§ **TASK TO CARRY OUT**
Repeat all of the material below word for word, line by line, but leave out the pictures.
>> begin INFORMATION SHOWN
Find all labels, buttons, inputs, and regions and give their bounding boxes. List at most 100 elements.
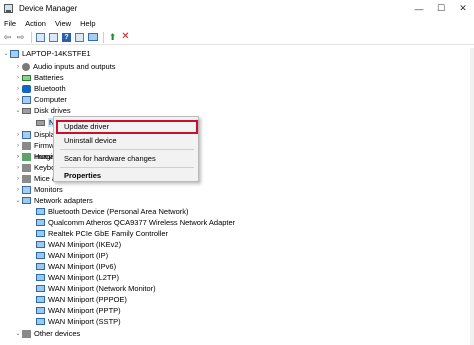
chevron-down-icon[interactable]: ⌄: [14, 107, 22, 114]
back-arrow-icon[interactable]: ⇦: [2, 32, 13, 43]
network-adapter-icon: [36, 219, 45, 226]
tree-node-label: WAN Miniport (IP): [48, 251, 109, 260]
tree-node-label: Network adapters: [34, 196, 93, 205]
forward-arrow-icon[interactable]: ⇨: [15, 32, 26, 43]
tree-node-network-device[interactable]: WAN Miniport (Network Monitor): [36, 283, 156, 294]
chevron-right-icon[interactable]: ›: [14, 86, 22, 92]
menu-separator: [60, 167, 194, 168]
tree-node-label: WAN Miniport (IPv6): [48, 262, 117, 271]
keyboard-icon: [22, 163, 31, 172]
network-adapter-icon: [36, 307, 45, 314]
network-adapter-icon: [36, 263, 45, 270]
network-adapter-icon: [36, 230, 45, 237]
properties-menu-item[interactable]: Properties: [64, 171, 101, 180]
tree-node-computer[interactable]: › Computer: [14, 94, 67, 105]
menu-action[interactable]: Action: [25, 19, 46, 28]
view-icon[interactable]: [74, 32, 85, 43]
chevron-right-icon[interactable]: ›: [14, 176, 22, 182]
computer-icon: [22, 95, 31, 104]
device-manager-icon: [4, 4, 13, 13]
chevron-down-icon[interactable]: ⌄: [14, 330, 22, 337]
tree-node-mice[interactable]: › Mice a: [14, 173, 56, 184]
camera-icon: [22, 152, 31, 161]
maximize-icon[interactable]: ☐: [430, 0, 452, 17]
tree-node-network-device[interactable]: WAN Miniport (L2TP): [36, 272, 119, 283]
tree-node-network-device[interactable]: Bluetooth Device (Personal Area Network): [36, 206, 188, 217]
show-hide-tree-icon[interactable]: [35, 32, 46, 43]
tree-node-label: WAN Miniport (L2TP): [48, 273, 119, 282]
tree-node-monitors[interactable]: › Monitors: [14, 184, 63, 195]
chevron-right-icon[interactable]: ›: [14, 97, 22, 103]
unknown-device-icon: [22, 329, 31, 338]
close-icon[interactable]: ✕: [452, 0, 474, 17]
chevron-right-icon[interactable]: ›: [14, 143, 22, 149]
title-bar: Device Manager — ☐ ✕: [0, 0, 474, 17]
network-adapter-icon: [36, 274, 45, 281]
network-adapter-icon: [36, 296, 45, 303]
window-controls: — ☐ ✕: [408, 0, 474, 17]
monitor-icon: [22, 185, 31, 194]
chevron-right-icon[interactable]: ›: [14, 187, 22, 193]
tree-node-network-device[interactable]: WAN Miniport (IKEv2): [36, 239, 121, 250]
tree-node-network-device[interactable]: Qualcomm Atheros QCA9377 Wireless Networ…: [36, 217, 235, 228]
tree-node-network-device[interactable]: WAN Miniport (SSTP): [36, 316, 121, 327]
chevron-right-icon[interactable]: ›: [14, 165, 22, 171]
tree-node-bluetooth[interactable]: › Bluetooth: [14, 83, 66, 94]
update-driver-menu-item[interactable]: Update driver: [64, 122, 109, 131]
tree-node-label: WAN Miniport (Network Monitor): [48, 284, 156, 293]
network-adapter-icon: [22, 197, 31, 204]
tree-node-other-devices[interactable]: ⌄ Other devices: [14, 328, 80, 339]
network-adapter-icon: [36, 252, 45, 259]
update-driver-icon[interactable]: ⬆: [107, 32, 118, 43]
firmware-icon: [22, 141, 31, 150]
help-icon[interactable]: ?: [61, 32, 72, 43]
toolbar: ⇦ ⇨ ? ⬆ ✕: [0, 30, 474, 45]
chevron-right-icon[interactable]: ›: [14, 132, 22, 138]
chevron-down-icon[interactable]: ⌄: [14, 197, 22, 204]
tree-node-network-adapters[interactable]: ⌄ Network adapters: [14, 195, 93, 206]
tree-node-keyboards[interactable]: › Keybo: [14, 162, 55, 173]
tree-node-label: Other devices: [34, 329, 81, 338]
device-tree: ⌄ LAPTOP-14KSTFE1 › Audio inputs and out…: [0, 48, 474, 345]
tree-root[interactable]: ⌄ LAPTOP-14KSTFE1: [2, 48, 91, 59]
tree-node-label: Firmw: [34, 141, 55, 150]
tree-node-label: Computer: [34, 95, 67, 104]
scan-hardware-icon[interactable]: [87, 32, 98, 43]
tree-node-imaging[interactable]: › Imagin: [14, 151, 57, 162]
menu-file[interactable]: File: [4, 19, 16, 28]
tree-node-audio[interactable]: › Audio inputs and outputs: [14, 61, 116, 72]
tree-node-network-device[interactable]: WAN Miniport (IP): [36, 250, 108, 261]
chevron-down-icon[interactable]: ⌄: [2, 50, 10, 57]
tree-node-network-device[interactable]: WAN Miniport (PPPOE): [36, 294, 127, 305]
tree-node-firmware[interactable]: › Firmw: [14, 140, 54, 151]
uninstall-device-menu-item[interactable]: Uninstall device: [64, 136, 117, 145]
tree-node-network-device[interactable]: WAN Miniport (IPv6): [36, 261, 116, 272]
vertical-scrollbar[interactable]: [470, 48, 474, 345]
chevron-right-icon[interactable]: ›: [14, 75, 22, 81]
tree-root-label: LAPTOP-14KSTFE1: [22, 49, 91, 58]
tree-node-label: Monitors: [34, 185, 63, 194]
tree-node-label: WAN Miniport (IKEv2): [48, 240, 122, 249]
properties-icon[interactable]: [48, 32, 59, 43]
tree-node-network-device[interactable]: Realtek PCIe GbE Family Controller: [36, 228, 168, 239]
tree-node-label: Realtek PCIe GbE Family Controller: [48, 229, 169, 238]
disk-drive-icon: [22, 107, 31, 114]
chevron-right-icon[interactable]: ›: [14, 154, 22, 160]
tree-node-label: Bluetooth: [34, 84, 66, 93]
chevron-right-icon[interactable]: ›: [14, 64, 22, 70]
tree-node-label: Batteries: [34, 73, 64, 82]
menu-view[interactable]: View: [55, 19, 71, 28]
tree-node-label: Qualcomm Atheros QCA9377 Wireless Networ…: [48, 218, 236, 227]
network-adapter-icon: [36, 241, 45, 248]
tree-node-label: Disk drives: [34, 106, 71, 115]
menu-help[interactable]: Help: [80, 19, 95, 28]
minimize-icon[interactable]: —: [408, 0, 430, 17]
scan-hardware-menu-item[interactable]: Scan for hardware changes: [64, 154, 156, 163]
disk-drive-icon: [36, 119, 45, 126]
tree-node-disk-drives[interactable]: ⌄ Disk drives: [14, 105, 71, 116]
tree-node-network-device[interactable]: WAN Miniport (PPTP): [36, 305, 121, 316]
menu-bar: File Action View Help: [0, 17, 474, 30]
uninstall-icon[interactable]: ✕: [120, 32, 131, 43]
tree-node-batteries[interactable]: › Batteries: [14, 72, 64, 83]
>> end INFORMATION SHOWN
§ **RESPONSE BELOW**
Find all labels, buttons, inputs, and regions and give their bounding boxes. List at most 100 elements.
chevron-down-icon[interactable]: ⌄: [14, 107, 22, 114]
back-arrow-icon[interactable]: ⇦: [2, 32, 13, 43]
network-adapter-icon: [36, 219, 45, 226]
tree-node-label: WAN Miniport (IP): [48, 251, 109, 260]
tree-node-label: Network adapters: [34, 196, 93, 205]
forward-arrow-icon[interactable]: ⇨: [15, 32, 26, 43]
tree-node-network-device[interactable]: WAN Miniport (Network Monitor): [36, 283, 156, 294]
chevron-right-icon[interactable]: ›: [14, 86, 22, 92]
menu-separator: [60, 167, 194, 168]
tree-node-label: WAN Miniport (IPv6): [48, 262, 117, 271]
keyboard-icon: [22, 163, 31, 172]
network-adapter-icon: [36, 307, 45, 314]
network-adapter-icon: [36, 263, 45, 270]
network-adapter-icon: [36, 230, 45, 237]
properties-menu-item[interactable]: Properties: [64, 171, 101, 180]
tree-node-computer[interactable]: › Computer: [14, 94, 67, 105]
menu-action[interactable]: Action: [25, 19, 46, 28]
view-icon[interactable]: [74, 32, 85, 43]
chevron-right-icon[interactable]: ›: [14, 176, 22, 182]
computer-icon: [22, 95, 31, 104]
device-manager-icon: [4, 4, 13, 13]
chevron-down-icon[interactable]: ⌄: [14, 330, 22, 337]
tree-node-mice[interactable]: › Mice a: [14, 173, 56, 184]
camera-icon: [22, 152, 31, 161]
maximize-icon[interactable]: ☐: [430, 0, 452, 17]
tree-node-network-device[interactable]: WAN Miniport (L2TP): [36, 272, 119, 283]
tree-node-network-device[interactable]: Bluetooth Device (Personal Area Network): [36, 206, 188, 217]
show-hide-tree-icon[interactable]: [35, 32, 46, 43]
tree-node-label: WAN Miniport (L2TP): [48, 273, 119, 282]
tree-node-monitors[interactable]: › Monitors: [14, 184, 63, 195]
chevron-right-icon[interactable]: ›: [14, 97, 22, 103]
unknown-device-icon: [22, 329, 31, 338]
close-icon[interactable]: ✕: [452, 0, 474, 17]
chevron-right-icon[interactable]: ›: [14, 143, 22, 149]
title-bar: Device Manager — ☐ ✕: [0, 0, 474, 17]
network-adapter-icon: [36, 274, 45, 281]
network-adapter-icon: [36, 296, 45, 303]
window-controls: — ☐ ✕: [408, 0, 474, 17]
monitor-icon: [22, 185, 31, 194]
chevron-right-icon[interactable]: ›: [14, 187, 22, 193]
tree-node-network-device[interactable]: WAN Miniport (IKEv2): [36, 239, 121, 250]
tree-node-network-device[interactable]: Qualcomm Atheros QCA9377 Wireless Networ…: [36, 217, 235, 228]
tree-node-network-device[interactable]: WAN Miniport (SSTP): [36, 316, 121, 327]
chevron-right-icon[interactable]: ›: [14, 165, 22, 171]
tree-node-bluetooth[interactable]: › Bluetooth: [14, 83, 66, 94]
update-driver-menu-item[interactable]: Update driver: [64, 122, 109, 131]
tree-node-label: WAN Miniport (Network Monitor): [48, 284, 156, 293]
network-adapter-icon: [22, 197, 31, 204]
tree-node-other-devices[interactable]: ⌄ Other devices: [14, 328, 80, 339]
network-adapter-icon: [36, 252, 45, 259]
update-driver-icon[interactable]: ⬆: [107, 32, 118, 43]
firmware-icon: [22, 141, 31, 150]
help-icon[interactable]: ?: [61, 32, 72, 43]
toolbar: ⇦ ⇨ ? ⬆ ✕: [0, 30, 474, 45]
chevron-right-icon[interactable]: ›: [14, 132, 22, 138]
chevron-down-icon[interactable]: ⌄: [14, 197, 22, 204]
tree-node-network-adapters[interactable]: ⌄ Network adapters: [14, 195, 93, 206]
tree-node-keyboards[interactable]: › Keybo: [14, 162, 55, 173]
tree-node-label: Other devices: [34, 329, 81, 338]
device-tree: ⌄ LAPTOP-14KSTFE1 › Audio inputs and out…: [0, 48, 474, 345]
tree-root[interactable]: ⌄ LAPTOP-14KSTFE1: [2, 48, 91, 59]
tree-node-label: Firmw: [34, 141, 55, 150]
tree-node-label: Computer: [34, 95, 67, 104]
scan-hardware-icon[interactable]: [87, 32, 98, 43]
tree-node-imaging[interactable]: › Imagin: [14, 151, 57, 162]
menu-file[interactable]: File: [4, 19, 16, 28]
tree-node-audio[interactable]: › Audio inputs and outputs: [14, 61, 116, 72]
tree-node-network-device[interactable]: WAN Miniport (IP): [36, 250, 108, 261]
chevron-down-icon[interactable]: ⌄: [2, 50, 10, 57]
tree-node-network-device[interactable]: WAN Miniport (PPPOE): [36, 294, 127, 305]
tree-node-firmware[interactable]: › Firmw: [14, 140, 54, 151]
uninstall-device-menu-item[interactable]: Uninstall device: [64, 136, 117, 145]
tree-node-network-device[interactable]: WAN Miniport (IPv6): [36, 261, 116, 272]
vertical-scrollbar[interactable]: [470, 48, 474, 345]
chevron-right-icon[interactable]: ›: [14, 75, 22, 81]
tree-root-label: LAPTOP-14KSTFE1: [22, 49, 91, 58]
tree-node-label: Monitors: [34, 185, 63, 194]
tree-node-label: WAN Miniport (IKEv2): [48, 240, 122, 249]
properties-icon[interactable]: [48, 32, 59, 43]
tree-node-network-device[interactable]: Realtek PCIe GbE Family Controller: [36, 228, 168, 239]
tree-node-label: Realtek PCIe GbE Family Controller: [48, 229, 169, 238]
disk-drive-icon: [22, 107, 31, 114]
chevron-right-icon[interactable]: ›: [14, 154, 22, 160]
tree-node-label: Bluetooth: [34, 84, 66, 93]
chevron-right-icon[interactable]: ›: [14, 64, 22, 70]
tree-node-label: Batteries: [34, 73, 64, 82]
menu-view[interactable]: View: [55, 19, 71, 28]
tree-node-label: Qualcomm Atheros QCA9377 Wireless Networ…: [48, 218, 236, 227]
network-adapter-icon: [36, 241, 45, 248]
tree-node-label: Disk drives: [34, 106, 71, 115]
menu-help[interactable]: Help: [80, 19, 95, 28]
minimize-icon[interactable]: —: [408, 0, 430, 17]
scan-hardware-menu-item[interactable]: Scan for hardware changes: [64, 154, 156, 163]
disk-drive-icon: [36, 119, 45, 126]
tree-node-disk-drives[interactable]: ⌄ Disk drives: [14, 105, 71, 116]
tree-node-network-device[interactable]: WAN Miniport (PPTP): [36, 305, 121, 316]
menu-bar: File Action View Help: [0, 17, 474, 30]
uninstall-icon[interactable]: ✕: [120, 32, 131, 43]
tree-node-batteries[interactable]: › Batteries: [14, 72, 64, 83]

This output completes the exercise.